Stored data:
____________

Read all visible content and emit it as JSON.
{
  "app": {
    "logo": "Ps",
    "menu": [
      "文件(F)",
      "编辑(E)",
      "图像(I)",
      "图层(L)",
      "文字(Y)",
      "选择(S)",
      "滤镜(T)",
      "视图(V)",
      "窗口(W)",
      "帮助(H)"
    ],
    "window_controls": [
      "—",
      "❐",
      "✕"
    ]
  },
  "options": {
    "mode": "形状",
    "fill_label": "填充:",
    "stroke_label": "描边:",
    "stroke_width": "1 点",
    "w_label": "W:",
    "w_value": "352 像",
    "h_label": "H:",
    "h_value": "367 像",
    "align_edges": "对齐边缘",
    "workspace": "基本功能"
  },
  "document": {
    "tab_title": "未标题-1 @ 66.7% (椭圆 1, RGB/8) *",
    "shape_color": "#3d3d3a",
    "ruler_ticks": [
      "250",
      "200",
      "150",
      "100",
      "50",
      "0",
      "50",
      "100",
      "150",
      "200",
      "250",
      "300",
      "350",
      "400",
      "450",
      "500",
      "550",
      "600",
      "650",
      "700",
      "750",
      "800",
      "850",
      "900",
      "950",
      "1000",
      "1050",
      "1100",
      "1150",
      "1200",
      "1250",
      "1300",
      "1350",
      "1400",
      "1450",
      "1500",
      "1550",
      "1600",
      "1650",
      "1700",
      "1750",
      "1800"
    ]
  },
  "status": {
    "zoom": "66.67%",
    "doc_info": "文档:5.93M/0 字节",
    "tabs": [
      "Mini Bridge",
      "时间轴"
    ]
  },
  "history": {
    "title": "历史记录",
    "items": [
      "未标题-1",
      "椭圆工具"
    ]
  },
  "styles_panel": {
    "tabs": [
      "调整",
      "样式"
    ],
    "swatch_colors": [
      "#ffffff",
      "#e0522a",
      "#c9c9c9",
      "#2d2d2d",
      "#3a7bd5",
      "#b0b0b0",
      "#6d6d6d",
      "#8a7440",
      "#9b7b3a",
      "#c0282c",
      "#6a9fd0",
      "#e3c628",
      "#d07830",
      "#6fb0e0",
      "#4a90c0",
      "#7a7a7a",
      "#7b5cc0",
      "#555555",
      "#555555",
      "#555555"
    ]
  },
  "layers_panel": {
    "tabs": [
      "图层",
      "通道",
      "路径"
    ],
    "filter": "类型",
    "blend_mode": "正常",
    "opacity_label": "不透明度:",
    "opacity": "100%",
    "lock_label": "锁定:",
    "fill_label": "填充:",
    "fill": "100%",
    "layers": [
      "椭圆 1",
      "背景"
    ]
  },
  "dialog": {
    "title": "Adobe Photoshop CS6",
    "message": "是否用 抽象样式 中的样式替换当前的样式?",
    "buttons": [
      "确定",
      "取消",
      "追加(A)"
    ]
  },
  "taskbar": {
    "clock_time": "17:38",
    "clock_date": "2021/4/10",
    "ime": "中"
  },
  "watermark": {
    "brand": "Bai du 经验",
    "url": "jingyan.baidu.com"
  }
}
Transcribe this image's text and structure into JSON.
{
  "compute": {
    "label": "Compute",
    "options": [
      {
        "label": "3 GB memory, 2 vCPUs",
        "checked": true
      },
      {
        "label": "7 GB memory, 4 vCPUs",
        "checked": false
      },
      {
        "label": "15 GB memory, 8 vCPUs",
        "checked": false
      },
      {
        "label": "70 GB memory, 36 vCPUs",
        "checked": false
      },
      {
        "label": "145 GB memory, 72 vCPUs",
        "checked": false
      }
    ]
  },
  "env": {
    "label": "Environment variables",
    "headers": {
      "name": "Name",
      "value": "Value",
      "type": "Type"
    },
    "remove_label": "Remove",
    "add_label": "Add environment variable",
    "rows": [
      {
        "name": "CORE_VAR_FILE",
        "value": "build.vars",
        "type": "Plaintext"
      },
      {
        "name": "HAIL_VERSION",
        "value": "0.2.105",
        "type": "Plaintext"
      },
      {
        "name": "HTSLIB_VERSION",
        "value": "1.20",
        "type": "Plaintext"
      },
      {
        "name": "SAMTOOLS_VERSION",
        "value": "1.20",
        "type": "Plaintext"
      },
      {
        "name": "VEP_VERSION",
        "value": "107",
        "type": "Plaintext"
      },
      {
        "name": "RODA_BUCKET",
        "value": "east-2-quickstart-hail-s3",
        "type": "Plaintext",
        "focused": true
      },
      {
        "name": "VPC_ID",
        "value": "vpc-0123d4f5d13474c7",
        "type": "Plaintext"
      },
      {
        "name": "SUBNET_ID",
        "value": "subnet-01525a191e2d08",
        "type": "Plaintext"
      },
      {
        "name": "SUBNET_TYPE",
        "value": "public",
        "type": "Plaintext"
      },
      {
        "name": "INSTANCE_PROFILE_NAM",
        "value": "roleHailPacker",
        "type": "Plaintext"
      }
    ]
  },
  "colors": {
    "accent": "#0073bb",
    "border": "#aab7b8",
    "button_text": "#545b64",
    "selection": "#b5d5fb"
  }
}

____________

WHAT THE EXERCISE ASKS » Copy all lines from the entries that contain the word "name".

CORRECT OUTPUT »
      "name": "Name",
        "name": "CORE_VAR_FILE",
        "name": "HAIL_VERSION",
        "name": "HTSLIB_VERSION",
        "name": "SAMTOOLS_VERSION",
        "name": "VEP_VERSION",
        "name": "RODA_BUCKET",
        "name": "VPC_ID",
        "name": "SUBNET_ID",
        "name": "SUBNET_TYPE",
        "name": "INSTANCE_PROFILE_NAM",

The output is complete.